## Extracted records
════

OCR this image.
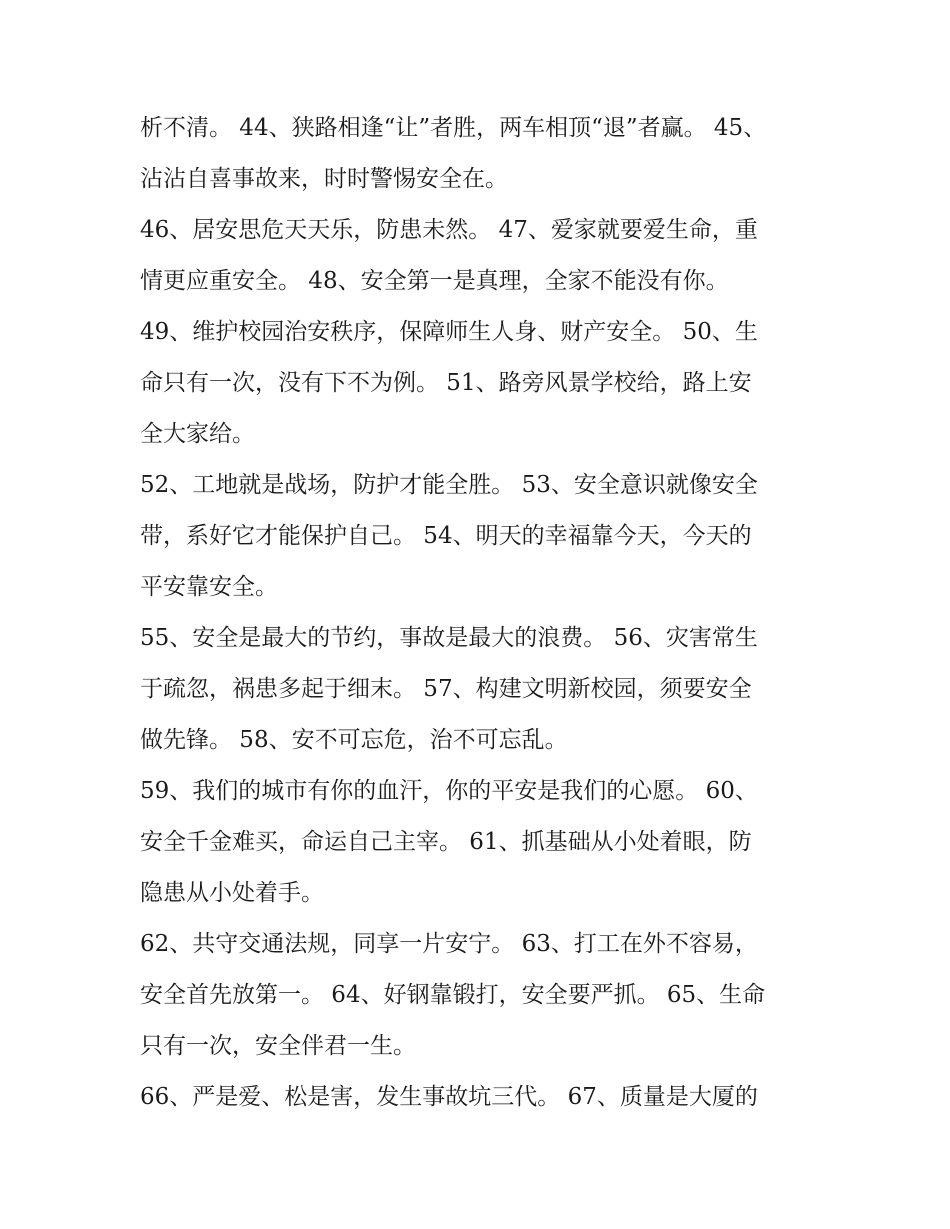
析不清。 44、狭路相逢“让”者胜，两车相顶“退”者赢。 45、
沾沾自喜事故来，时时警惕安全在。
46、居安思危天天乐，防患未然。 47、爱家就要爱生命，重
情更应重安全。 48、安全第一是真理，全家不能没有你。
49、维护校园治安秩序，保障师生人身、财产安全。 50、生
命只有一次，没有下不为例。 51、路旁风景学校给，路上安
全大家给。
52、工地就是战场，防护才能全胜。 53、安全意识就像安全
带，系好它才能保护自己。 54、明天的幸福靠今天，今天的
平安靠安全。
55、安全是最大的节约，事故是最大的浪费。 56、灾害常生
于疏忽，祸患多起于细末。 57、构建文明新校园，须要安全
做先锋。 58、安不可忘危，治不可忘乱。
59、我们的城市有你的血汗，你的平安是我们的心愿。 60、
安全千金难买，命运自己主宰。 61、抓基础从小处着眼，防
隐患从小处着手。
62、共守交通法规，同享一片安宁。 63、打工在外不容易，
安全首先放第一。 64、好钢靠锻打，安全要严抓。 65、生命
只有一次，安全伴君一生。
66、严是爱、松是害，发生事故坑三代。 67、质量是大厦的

════

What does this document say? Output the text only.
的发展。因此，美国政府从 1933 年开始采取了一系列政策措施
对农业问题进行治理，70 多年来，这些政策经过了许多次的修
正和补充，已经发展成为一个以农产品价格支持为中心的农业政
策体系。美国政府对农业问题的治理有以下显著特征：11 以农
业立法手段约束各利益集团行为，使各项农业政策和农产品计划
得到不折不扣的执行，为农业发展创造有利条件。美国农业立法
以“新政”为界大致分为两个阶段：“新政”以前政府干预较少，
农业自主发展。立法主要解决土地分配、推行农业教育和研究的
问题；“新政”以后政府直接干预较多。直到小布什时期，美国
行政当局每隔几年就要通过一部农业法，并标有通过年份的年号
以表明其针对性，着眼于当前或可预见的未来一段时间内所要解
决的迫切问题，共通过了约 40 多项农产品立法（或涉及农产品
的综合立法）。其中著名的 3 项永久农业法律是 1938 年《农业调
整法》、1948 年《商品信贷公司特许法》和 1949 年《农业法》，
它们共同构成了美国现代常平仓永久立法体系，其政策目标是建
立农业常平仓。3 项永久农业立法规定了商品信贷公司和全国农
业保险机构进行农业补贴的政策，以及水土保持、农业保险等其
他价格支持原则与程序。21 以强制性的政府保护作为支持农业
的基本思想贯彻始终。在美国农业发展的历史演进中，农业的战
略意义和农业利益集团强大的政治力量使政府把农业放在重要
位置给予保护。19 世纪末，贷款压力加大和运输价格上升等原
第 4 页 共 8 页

════

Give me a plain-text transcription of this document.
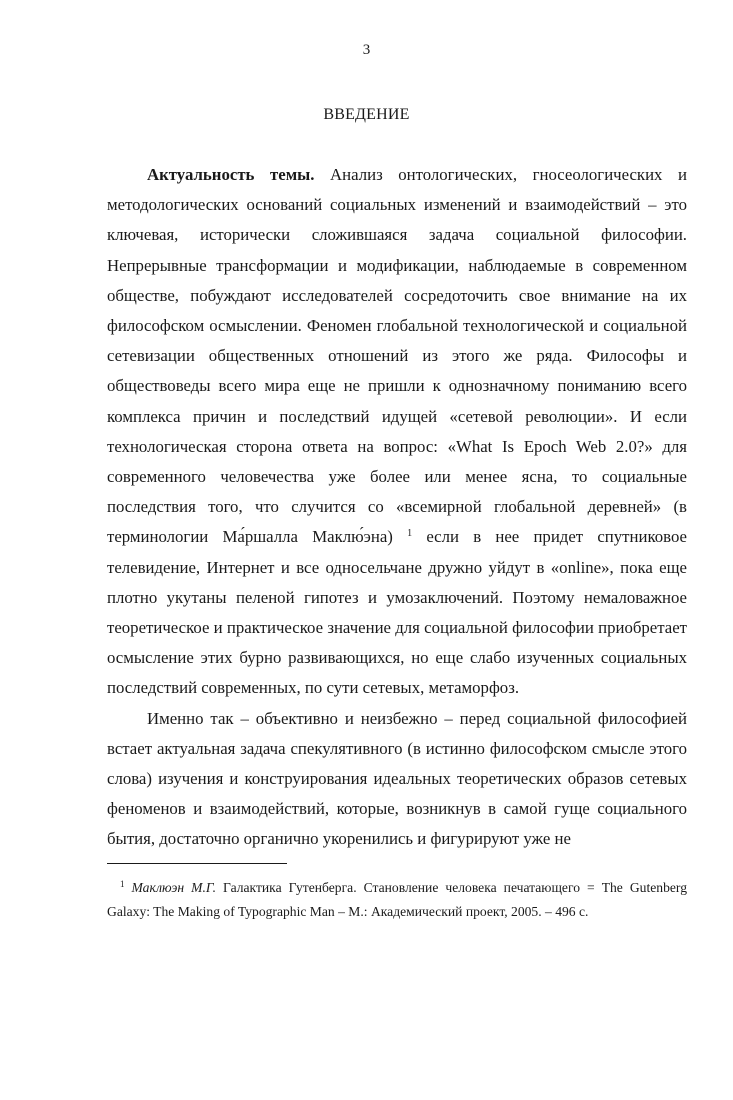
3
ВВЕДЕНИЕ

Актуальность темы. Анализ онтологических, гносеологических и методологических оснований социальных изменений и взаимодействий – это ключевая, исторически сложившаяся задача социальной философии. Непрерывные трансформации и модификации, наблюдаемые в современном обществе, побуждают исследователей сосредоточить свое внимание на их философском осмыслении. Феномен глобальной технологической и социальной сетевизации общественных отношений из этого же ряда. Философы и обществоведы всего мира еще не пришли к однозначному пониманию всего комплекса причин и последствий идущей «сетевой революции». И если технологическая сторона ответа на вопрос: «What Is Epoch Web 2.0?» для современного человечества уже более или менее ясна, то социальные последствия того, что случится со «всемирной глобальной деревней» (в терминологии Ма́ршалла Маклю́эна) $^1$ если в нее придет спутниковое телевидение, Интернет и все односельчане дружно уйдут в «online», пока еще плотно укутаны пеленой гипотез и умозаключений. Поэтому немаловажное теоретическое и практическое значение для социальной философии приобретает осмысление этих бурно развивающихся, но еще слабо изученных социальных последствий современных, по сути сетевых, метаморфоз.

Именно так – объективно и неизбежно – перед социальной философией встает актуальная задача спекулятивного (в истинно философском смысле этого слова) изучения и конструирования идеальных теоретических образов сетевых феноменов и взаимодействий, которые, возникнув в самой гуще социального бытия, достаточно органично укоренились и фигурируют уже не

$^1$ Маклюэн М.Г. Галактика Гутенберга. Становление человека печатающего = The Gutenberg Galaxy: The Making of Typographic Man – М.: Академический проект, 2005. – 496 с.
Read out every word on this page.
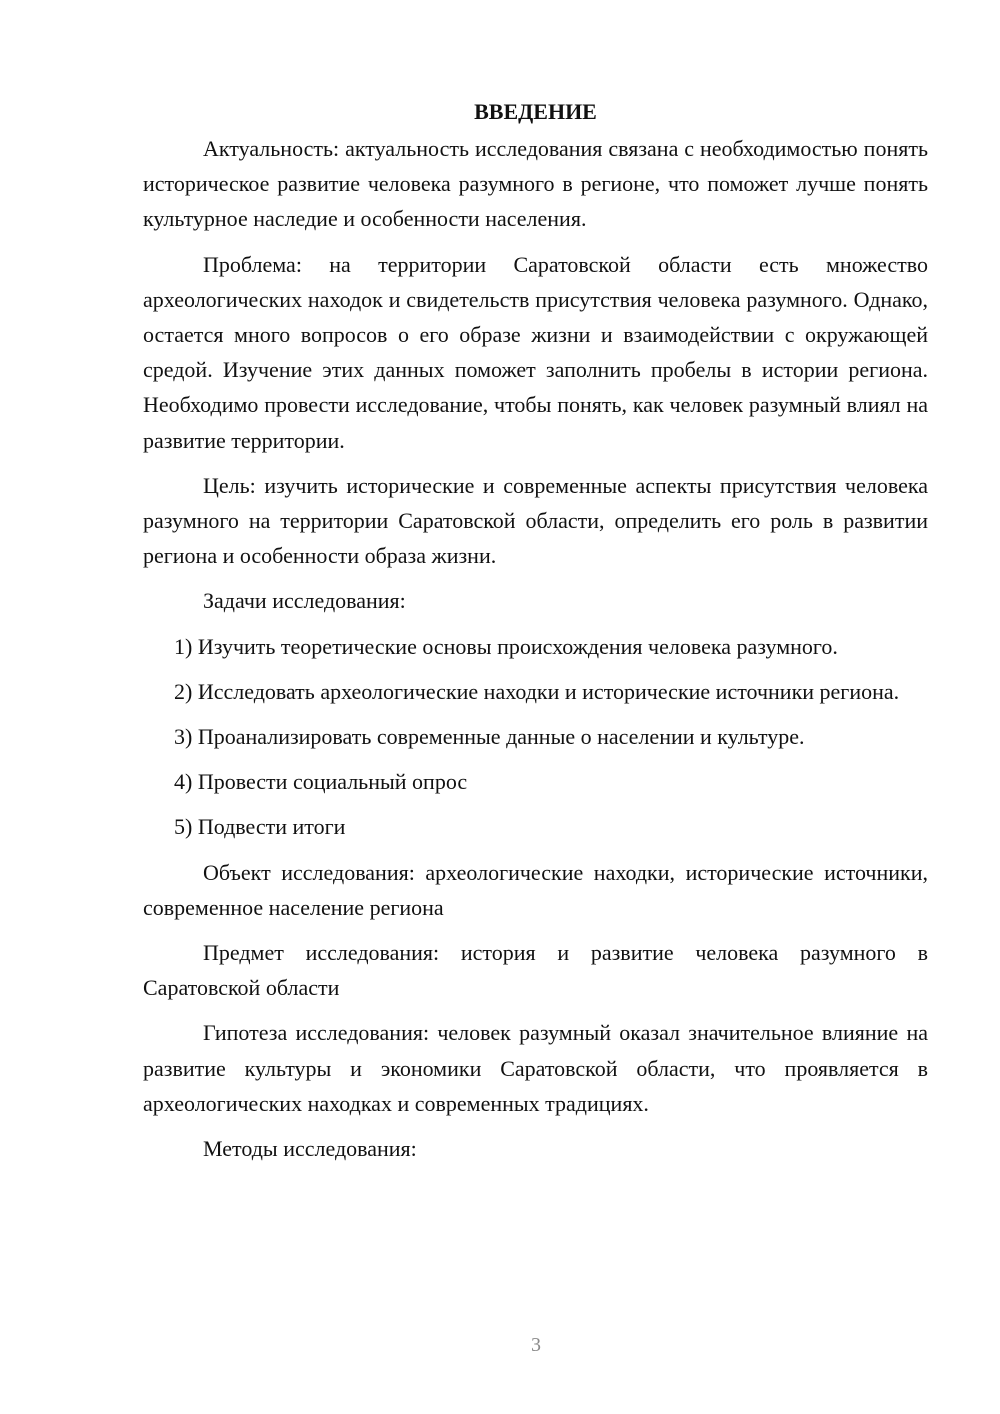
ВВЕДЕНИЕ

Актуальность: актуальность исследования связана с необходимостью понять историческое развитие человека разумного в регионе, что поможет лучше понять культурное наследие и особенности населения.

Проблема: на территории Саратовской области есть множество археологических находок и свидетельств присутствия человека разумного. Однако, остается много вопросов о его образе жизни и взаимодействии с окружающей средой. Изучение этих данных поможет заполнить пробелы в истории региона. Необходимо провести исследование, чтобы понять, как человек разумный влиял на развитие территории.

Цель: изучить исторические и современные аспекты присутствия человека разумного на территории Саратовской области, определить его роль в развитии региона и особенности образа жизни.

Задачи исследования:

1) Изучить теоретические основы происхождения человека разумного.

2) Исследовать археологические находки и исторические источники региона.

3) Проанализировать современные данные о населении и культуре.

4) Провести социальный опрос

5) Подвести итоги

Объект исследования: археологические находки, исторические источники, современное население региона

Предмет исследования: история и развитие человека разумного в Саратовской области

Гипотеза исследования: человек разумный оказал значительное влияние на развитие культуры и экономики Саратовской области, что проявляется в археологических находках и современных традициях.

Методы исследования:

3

════

## Written task
Check each line of the records for the word "области", and show the lines that contain it.

## Answer for this exercise
Проблема: на территории Саратовской области есть множество археологических находок и свидетельств присутствия человека разумного. Однако, остается много вопросов о его образе жизни и взаимодействии с окружающей средой. Изучение этих данных поможет заполнить пробелы в истории региона. Необходимо провести исследование, чтобы понять, как человек разумный влиял на развитие территории.
Цель: изучить исторические и современные аспекты присутствия человека разумного на территории Саратовской области, определить его роль в развитии региона и особенности образа жизни.
Предмет исследования: история и развитие человека разумного в Саратовской области
Гипотеза исследования: человек разумный оказал значительное влияние на развитие культуры и экономики Саратовской области, что проявляется в археологических находках и современных традициях.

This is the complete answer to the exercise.